[Stored data entries]
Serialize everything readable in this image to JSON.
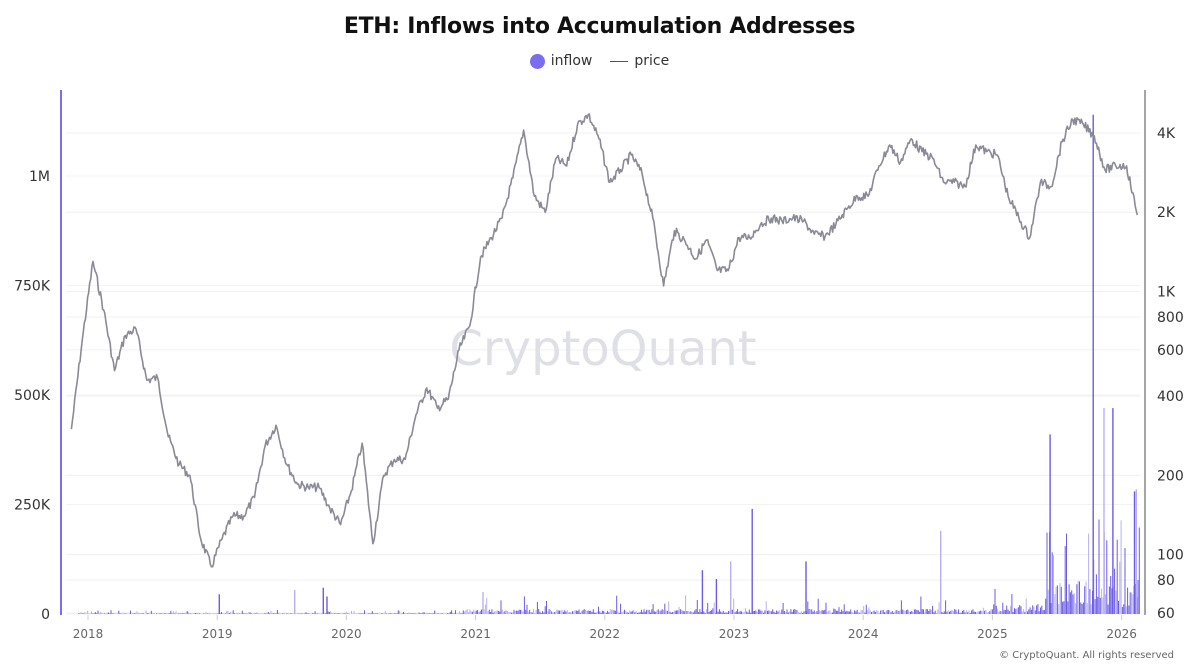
{
  "title": "ETH: Inflows into Accumulation Addresses",
  "legend": {
    "inflow": "inflow",
    "price": "price"
  },
  "watermark": "CryptoQuant",
  "copyright": "© CryptoQuant. All rights reserved",
  "colors": {
    "inflow": "#6c5ce7",
    "inflow_light": "#b8b0f5",
    "price": "#8a8a96",
    "grid": "#eeeeee",
    "left_axis": "#7b6cf0",
    "right_axis": "#888888"
  },
  "chart_data": {
    "type": "bar+line",
    "title": "ETH: Inflows into Accumulation Addresses",
    "legend_position": "top-center",
    "grid": true,
    "x_axis": {
      "ticks": [
        "2018",
        "2019",
        "2020",
        "2021",
        "2022",
        "2023",
        "2024",
        "2025",
        "2026"
      ],
      "range": [
        "2017-11",
        "2026-02"
      ]
    },
    "y_left": {
      "label": "inflow",
      "ticks": [
        "0",
        "250K",
        "500K",
        "750K",
        "1M"
      ],
      "tick_values": [
        0,
        250000,
        500000,
        750000,
        1000000
      ],
      "range": [
        0,
        1200000
      ]
    },
    "y_right": {
      "label": "price",
      "scale": "log",
      "ticks": [
        "60",
        "80",
        "100",
        "200",
        "400",
        "600",
        "800",
        "1K",
        "2K",
        "4K"
      ],
      "tick_values": [
        60,
        80,
        100,
        200,
        400,
        600,
        800,
        1000,
        2000,
        4000
      ]
    },
    "series": [
      {
        "name": "price",
        "type": "line",
        "axis": "right",
        "points": [
          [
            "2017-11",
            300
          ],
          [
            "2017-12",
            650
          ],
          [
            "2018-01",
            1300
          ],
          [
            "2018-02",
            850
          ],
          [
            "2018-03",
            500
          ],
          [
            "2018-04",
            680
          ],
          [
            "2018-05",
            720
          ],
          [
            "2018-06",
            460
          ],
          [
            "2018-07",
            470
          ],
          [
            "2018-08",
            280
          ],
          [
            "2018-09",
            220
          ],
          [
            "2018-10",
            200
          ],
          [
            "2018-11",
            115
          ],
          [
            "2018-12",
            90
          ],
          [
            "2019-01",
            115
          ],
          [
            "2019-02",
            140
          ],
          [
            "2019-03",
            140
          ],
          [
            "2019-04",
            165
          ],
          [
            "2019-05",
            260
          ],
          [
            "2019-06",
            310
          ],
          [
            "2019-07",
            220
          ],
          [
            "2019-08",
            185
          ],
          [
            "2019-09",
            180
          ],
          [
            "2019-10",
            180
          ],
          [
            "2019-11",
            150
          ],
          [
            "2019-12",
            130
          ],
          [
            "2020-01",
            175
          ],
          [
            "2020-02",
            265
          ],
          [
            "2020-03",
            110
          ],
          [
            "2020-04",
            200
          ],
          [
            "2020-05",
            230
          ],
          [
            "2020-06",
            230
          ],
          [
            "2020-07",
            340
          ],
          [
            "2020-08",
            430
          ],
          [
            "2020-09",
            360
          ],
          [
            "2020-10",
            390
          ],
          [
            "2020-11",
            600
          ],
          [
            "2020-12",
            740
          ],
          [
            "2021-01",
            1350
          ],
          [
            "2021-02",
            1600
          ],
          [
            "2021-03",
            1900
          ],
          [
            "2021-04",
            2700
          ],
          [
            "2021-05",
            4100
          ],
          [
            "2021-06",
            2300
          ],
          [
            "2021-07",
            2000
          ],
          [
            "2021-08",
            3200
          ],
          [
            "2021-09",
            3000
          ],
          [
            "2021-10",
            4300
          ],
          [
            "2021-11",
            4700
          ],
          [
            "2021-12",
            3800
          ],
          [
            "2022-01",
            2600
          ],
          [
            "2022-02",
            2900
          ],
          [
            "2022-03",
            3300
          ],
          [
            "2022-04",
            2800
          ],
          [
            "2022-05",
            1900
          ],
          [
            "2022-06",
            1050
          ],
          [
            "2022-07",
            1700
          ],
          [
            "2022-08",
            1550
          ],
          [
            "2022-09",
            1330
          ],
          [
            "2022-10",
            1570
          ],
          [
            "2022-11",
            1200
          ],
          [
            "2022-12",
            1200
          ],
          [
            "2023-01",
            1600
          ],
          [
            "2023-02",
            1600
          ],
          [
            "2023-03",
            1800
          ],
          [
            "2023-04",
            1900
          ],
          [
            "2023-05",
            1850
          ],
          [
            "2023-06",
            1900
          ],
          [
            "2023-07",
            1850
          ],
          [
            "2023-08",
            1650
          ],
          [
            "2023-09",
            1620
          ],
          [
            "2023-10",
            1800
          ],
          [
            "2023-11",
            2050
          ],
          [
            "2023-12",
            2300
          ],
          [
            "2024-01",
            2300
          ],
          [
            "2024-02",
            3000
          ],
          [
            "2024-03",
            3600
          ],
          [
            "2024-04",
            3100
          ],
          [
            "2024-05",
            3800
          ],
          [
            "2024-06",
            3400
          ],
          [
            "2024-07",
            3200
          ],
          [
            "2024-08",
            2600
          ],
          [
            "2024-09",
            2600
          ],
          [
            "2024-10",
            2500
          ],
          [
            "2024-11",
            3600
          ],
          [
            "2024-12",
            3400
          ],
          [
            "2025-01",
            3300
          ],
          [
            "2025-02",
            2300
          ],
          [
            "2025-03",
            1900
          ],
          [
            "2025-04",
            1600
          ],
          [
            "2025-05",
            2600
          ],
          [
            "2025-06",
            2500
          ],
          [
            "2025-07",
            3700
          ],
          [
            "2025-08",
            4500
          ],
          [
            "2025-09",
            4300
          ],
          [
            "2025-10",
            3900
          ],
          [
            "2025-11",
            2900
          ],
          [
            "2025-12",
            3000
          ],
          [
            "2026-01",
            3000
          ],
          [
            "2026-02",
            1950
          ]
        ]
      },
      {
        "name": "inflow",
        "type": "bar",
        "axis": "left",
        "notable_spikes": [
          [
            "2019-01-05",
            45000
          ],
          [
            "2019-08-05",
            55000
          ],
          [
            "2019-10-25",
            60000
          ],
          [
            "2019-11-05",
            40000
          ],
          [
            "2021-01-20",
            50000
          ],
          [
            "2022-10-01",
            100000
          ],
          [
            "2022-11-10",
            80000
          ],
          [
            "2022-12-20",
            120000
          ],
          [
            "2023-02-20",
            240000
          ],
          [
            "2023-07-20",
            120000
          ],
          [
            "2024-08-05",
            190000
          ],
          [
            "2025-06-10",
            410000
          ],
          [
            "2025-10-10",
            1140000
          ],
          [
            "2025-11-10",
            470000
          ],
          [
            "2025-12-05",
            470000
          ],
          [
            "2026-02-05",
            280000
          ],
          [
            "2026-02-10",
            285000
          ]
        ]
      }
    ]
  }
}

### [Given instruction]
Output the data above without changes, apart from leaving out the pictures.

### [Answer for the task]
Serialize everything readable in this image to JSON.
{
  "title": "ETH: Inflows into Accumulation Addresses",
  "legend": {
    "inflow": "inflow",
    "price": "price"
  },
  "watermark": "CryptoQuant",
  "copyright": "© CryptoQuant. All rights reserved",
  "colors": {
    "inflow": "#6c5ce7",
    "inflow_light": "#b8b0f5",
    "price": "#8a8a96",
    "grid": "#eeeeee",
    "left_axis": "#7b6cf0",
    "right_axis": "#888888"
  },
  "chart_data": {
    "type": "bar+line",
    "title": "ETH: Inflows into Accumulation Addresses",
    "legend_position": "top-center",
    "grid": true,
    "x_axis": {
      "ticks": [
        "2018",
        "2019",
        "2020",
        "2021",
        "2022",
        "2023",
        "2024",
        "2025",
        "2026"
      ],
      "range": [
        "2017-11",
        "2026-02"
      ]
    },
    "y_left": {
      "label": "inflow",
      "ticks": [
        "0",
        "250K",
        "500K",
        "750K",
        "1M"
      ],
      "tick_values": [
        0,
        250000,
        500000,
        750000,
        1000000
      ],
      "range": [
        0,
        1200000
      ]
    },
    "y_right": {
      "label": "price",
      "scale": "log",
      "ticks": [
        "60",
        "80",
        "100",
        "200",
        "400",
        "600",
        "800",
        "1K",
        "2K",
        "4K"
      ],
      "tick_values": [
        60,
        80,
        100,
        200,
        400,
        600,
        800,
        1000,
        2000,
        4000
      ]
    },
    "series": [
      {
        "name": "price",
        "type": "line",
        "axis": "right",
        "points": [
          [
            "2017-11",
            300
          ],
          [
            "2017-12",
            650
          ],
          [
            "2018-01",
            1300
          ],
          [
            "2018-02",
            850
          ],
          [
            "2018-03",
            500
          ],
          [
            "2018-04",
            680
          ],
          [
            "2018-05",
            720
          ],
          [
            "2018-06",
            460
          ],
          [
            "2018-07",
            470
          ],
          [
            "2018-08",
            280
          ],
          [
            "2018-09",
            220
          ],
          [
            "2018-10",
            200
          ],
          [
            "2018-11",
            115
          ],
          [
            "2018-12",
            90
          ],
          [
            "2019-01",
            115
          ],
          [
            "2019-02",
            140
          ],
          [
            "2019-03",
            140
          ],
          [
            "2019-04",
            165
          ],
          [
            "2019-05",
            260
          ],
          [
            "2019-06",
            310
          ],
          [
            "2019-07",
            220
          ],
          [
            "2019-08",
            185
          ],
          [
            "2019-09",
            180
          ],
          [
            "2019-10",
            180
          ],
          [
            "2019-11",
            150
          ],
          [
            "2019-12",
            130
          ],
          [
            "2020-01",
            175
          ],
          [
            "2020-02",
            265
          ],
          [
            "2020-03",
            110
          ],
          [
            "2020-04",
            200
          ],
          [
            "2020-05",
            230
          ],
          [
            "2020-06",
            230
          ],
          [
            "2020-07",
            340
          ],
          [
            "2020-08",
            430
          ],
          [
            "2020-09",
            360
          ],
          [
            "2020-10",
            390
          ],
          [
            "2020-11",
            600
          ],
          [
            "2020-12",
            740
          ],
          [
            "2021-01",
            1350
          ],
          [
            "2021-02",
            1600
          ],
          [
            "2021-03",
            1900
          ],
          [
            "2021-04",
            2700
          ],
          [
            "2021-05",
            4100
          ],
          [
            "2021-06",
            2300
          ],
          [
            "2021-07",
            2000
          ],
          [
            "2021-08",
            3200
          ],
          [
            "2021-09",
            3000
          ],
          [
            "2021-10",
            4300
          ],
          [
            "2021-11",
            4700
          ],
          [
            "2021-12",
            3800
          ],
          [
            "2022-01",
            2600
          ],
          [
            "2022-02",
            2900
          ],
          [
            "2022-03",
            3300
          ],
          [
            "2022-04",
            2800
          ],
          [
            "2022-05",
            1900
          ],
          [
            "2022-06",
            1050
          ],
          [
            "2022-07",
            1700
          ],
          [
            "2022-08",
            1550
          ],
          [
            "2022-09",
            1330
          ],
          [
            "2022-10",
            1570
          ],
          [
            "2022-11",
            1200
          ],
          [
            "2022-12",
            1200
          ],
          [
            "2023-01",
            1600
          ],
          [
            "2023-02",
            1600
          ],
          [
            "2023-03",
            1800
          ],
          [
            "2023-04",
            1900
          ],
          [
            "2023-05",
            1850
          ],
          [
            "2023-06",
            1900
          ],
          [
            "2023-07",
            1850
          ],
          [
            "2023-08",
            1650
          ],
          [
            "2023-09",
            1620
          ],
          [
            "2023-10",
            1800
          ],
          [
            "2023-11",
            2050
          ],
          [
            "2023-12",
            2300
          ],
          [
            "2024-01",
            2300
          ],
          [
            "2024-02",
            3000
          ],
          [
            "2024-03",
            3600
          ],
          [
            "2024-04",
            3100
          ],
          [
            "2024-05",
            3800
          ],
          [
            "2024-06",
            3400
          ],
          [
            "2024-07",
            3200
          ],
          [
            "2024-08",
            2600
          ],
          [
            "2024-09",
            2600
          ],
          [
            "2024-10",
            2500
          ],
          [
            "2024-11",
            3600
          ],
          [
            "2024-12",
            3400
          ],
          [
            "2025-01",
            3300
          ],
          [
            "2025-02",
            2300
          ],
          [
            "2025-03",
            1900
          ],
          [
            "2025-04",
            1600
          ],
          [
            "2025-05",
            2600
          ],
          [
            "2025-06",
            2500
          ],
          [
            "2025-07",
            3700
          ],
          [
            "2025-08",
            4500
          ],
          [
            "2025-09",
            4300
          ],
          [
            "2025-10",
            3900
          ],
          [
            "2025-11",
            2900
          ],
          [
            "2025-12",
            3000
          ],
          [
            "2026-01",
            3000
          ],
          [
            "2026-02",
            1950
          ]
        ]
      },
      {
        "name": "inflow",
        "type": "bar",
        "axis": "left",
        "notable_spikes": [
          [
            "2019-01-05",
            45000
          ],
          [
            "2019-08-05",
            55000
          ],
          [
            "2019-10-25",
            60000
          ],
          [
            "2019-11-05",
            40000
          ],
          [
            "2021-01-20",
            50000
          ],
          [
            "2022-10-01",
            100000
          ],
          [
            "2022-11-10",
            80000
          ],
          [
            "2022-12-20",
            120000
          ],
          [
            "2023-02-20",
            240000
          ],
          [
            "2023-07-20",
            120000
          ],
          [
            "2024-08-05",
            190000
          ],
          [
            "2025-06-10",
            410000
          ],
          [
            "2025-10-10",
            1140000
          ],
          [
            "2025-11-10",
            470000
          ],
          [
            "2025-12-05",
            470000
          ],
          [
            "2026-02-05",
            280000
          ],
          [
            "2026-02-10",
            285000
          ]
        ]
      }
    ]
  }
}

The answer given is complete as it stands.